Task details —
What number of lines hold the word "الإسلام"? State that number and nothing besides.

Stored dataset items
* * * *
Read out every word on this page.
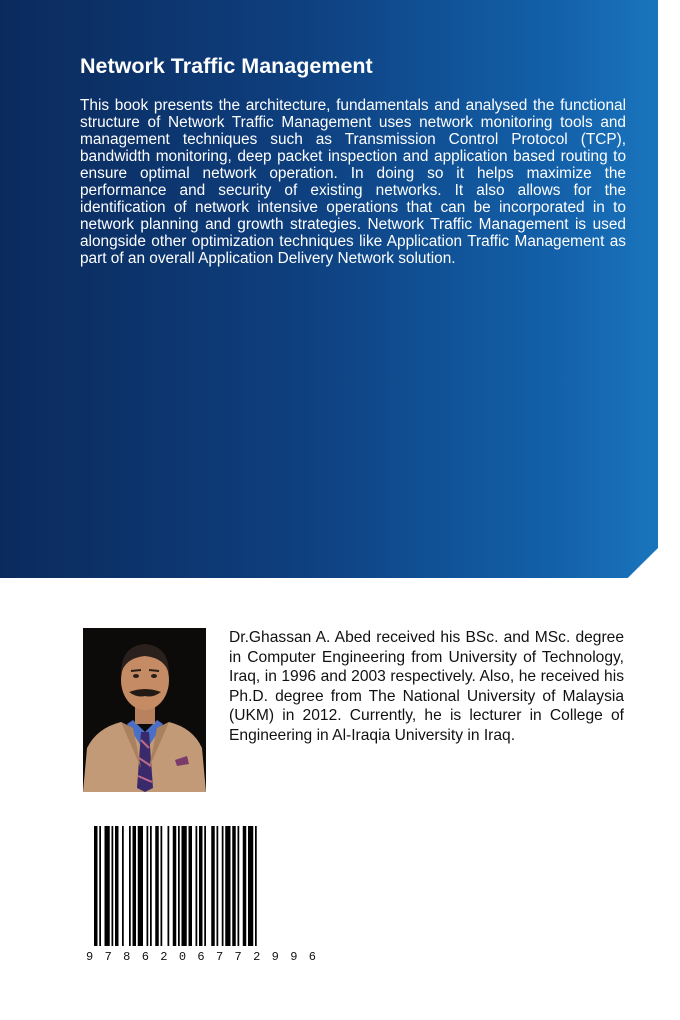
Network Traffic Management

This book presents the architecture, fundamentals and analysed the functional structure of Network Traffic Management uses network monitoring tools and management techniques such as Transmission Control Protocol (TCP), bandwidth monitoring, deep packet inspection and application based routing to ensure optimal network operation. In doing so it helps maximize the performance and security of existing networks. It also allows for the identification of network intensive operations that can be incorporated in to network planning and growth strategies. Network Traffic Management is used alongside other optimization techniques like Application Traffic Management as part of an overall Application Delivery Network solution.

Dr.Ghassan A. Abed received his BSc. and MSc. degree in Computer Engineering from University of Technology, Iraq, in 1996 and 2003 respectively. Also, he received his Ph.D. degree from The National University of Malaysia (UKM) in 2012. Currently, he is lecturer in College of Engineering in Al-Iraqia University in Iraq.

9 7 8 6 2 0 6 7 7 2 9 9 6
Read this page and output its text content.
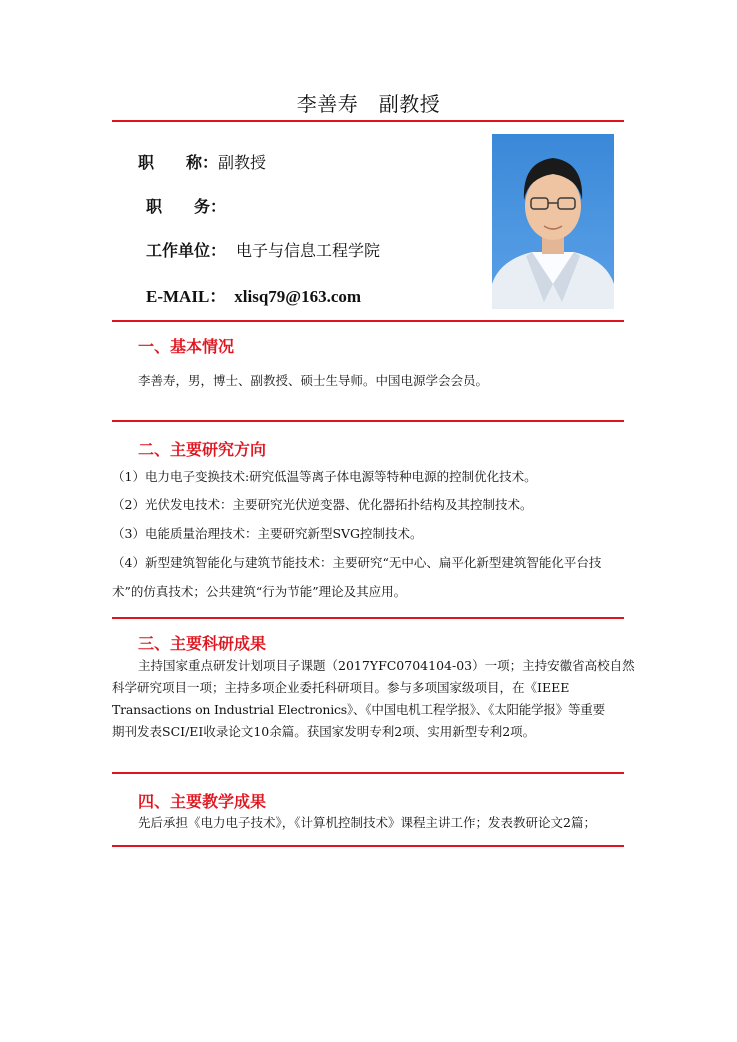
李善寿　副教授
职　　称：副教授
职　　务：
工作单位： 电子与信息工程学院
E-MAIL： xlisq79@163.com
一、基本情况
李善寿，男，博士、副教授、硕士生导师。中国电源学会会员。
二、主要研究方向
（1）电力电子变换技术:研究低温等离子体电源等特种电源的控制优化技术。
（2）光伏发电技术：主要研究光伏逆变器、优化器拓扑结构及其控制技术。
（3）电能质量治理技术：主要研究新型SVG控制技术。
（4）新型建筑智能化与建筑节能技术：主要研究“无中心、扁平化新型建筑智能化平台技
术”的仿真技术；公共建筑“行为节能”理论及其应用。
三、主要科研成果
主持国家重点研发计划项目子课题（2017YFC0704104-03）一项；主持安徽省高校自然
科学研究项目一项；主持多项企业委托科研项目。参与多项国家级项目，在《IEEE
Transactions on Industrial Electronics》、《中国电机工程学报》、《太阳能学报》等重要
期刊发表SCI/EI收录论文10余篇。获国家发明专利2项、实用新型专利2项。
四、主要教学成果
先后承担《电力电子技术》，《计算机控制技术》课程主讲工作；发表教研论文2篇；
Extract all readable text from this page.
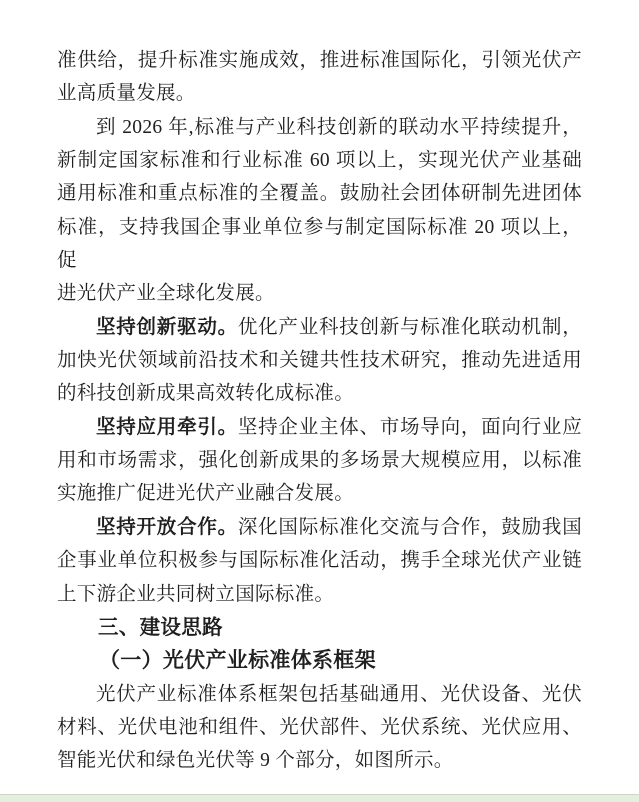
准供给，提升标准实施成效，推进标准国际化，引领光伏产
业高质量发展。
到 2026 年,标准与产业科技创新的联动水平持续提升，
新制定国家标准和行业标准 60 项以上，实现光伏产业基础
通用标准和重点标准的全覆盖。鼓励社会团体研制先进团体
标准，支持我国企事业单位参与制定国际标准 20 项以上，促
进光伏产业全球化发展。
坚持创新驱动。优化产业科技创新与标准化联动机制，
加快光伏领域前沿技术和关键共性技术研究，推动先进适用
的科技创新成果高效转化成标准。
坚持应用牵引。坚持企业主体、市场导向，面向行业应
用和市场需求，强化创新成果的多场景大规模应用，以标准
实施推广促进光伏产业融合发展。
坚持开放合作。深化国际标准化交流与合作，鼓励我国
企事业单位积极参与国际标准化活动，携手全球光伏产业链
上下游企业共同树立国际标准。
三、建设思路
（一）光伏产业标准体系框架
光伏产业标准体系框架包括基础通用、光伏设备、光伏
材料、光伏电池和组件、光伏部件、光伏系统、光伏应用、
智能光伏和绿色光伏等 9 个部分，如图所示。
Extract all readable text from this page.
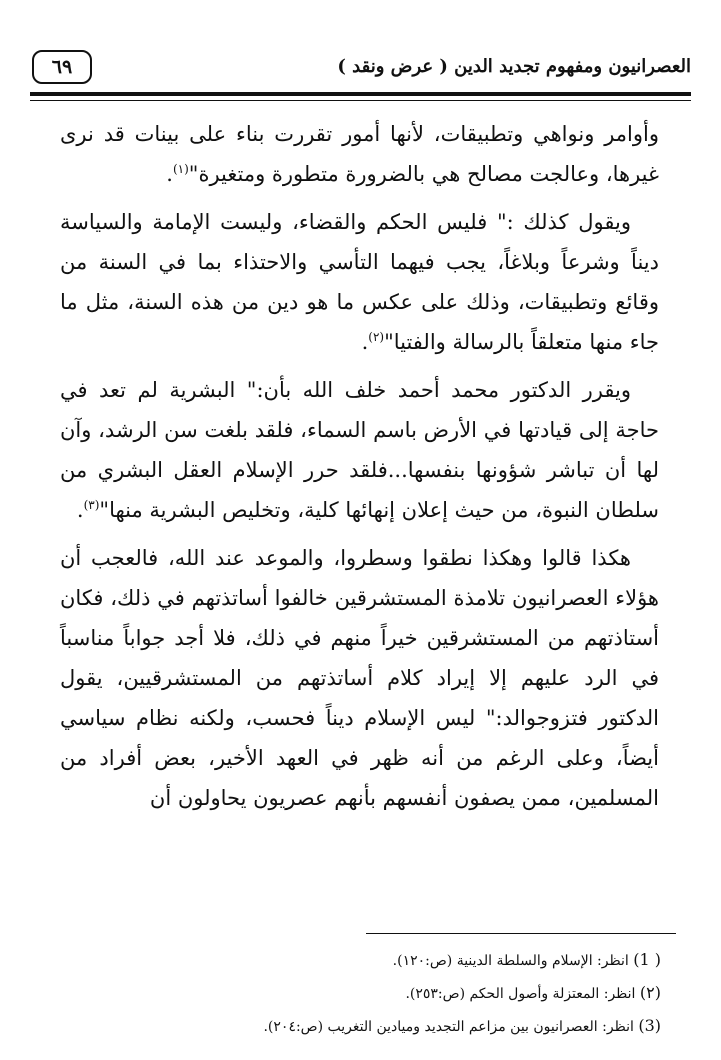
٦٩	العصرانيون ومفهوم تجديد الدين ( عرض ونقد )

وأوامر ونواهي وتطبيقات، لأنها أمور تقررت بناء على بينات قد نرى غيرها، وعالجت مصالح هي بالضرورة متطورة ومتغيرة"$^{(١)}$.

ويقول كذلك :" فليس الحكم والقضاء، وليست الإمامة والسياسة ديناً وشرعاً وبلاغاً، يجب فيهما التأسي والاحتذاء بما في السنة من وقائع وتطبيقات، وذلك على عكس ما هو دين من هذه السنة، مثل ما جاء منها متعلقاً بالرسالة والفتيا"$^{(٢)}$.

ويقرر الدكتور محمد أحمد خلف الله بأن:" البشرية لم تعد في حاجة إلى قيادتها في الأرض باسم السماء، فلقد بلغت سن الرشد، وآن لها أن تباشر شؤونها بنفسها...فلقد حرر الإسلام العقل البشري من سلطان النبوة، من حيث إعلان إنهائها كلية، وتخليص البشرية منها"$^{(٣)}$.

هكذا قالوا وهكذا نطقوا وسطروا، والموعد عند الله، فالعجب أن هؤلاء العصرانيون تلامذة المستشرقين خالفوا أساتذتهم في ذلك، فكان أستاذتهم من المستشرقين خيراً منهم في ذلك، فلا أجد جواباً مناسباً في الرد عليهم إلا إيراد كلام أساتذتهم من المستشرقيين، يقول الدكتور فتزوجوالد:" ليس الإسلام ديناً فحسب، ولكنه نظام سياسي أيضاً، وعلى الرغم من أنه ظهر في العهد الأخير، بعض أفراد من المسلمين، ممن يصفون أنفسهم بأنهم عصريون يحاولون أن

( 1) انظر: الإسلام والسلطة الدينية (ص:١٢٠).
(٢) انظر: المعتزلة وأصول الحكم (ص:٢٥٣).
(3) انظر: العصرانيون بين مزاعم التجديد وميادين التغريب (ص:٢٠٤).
* * * *
Exercise solution —
3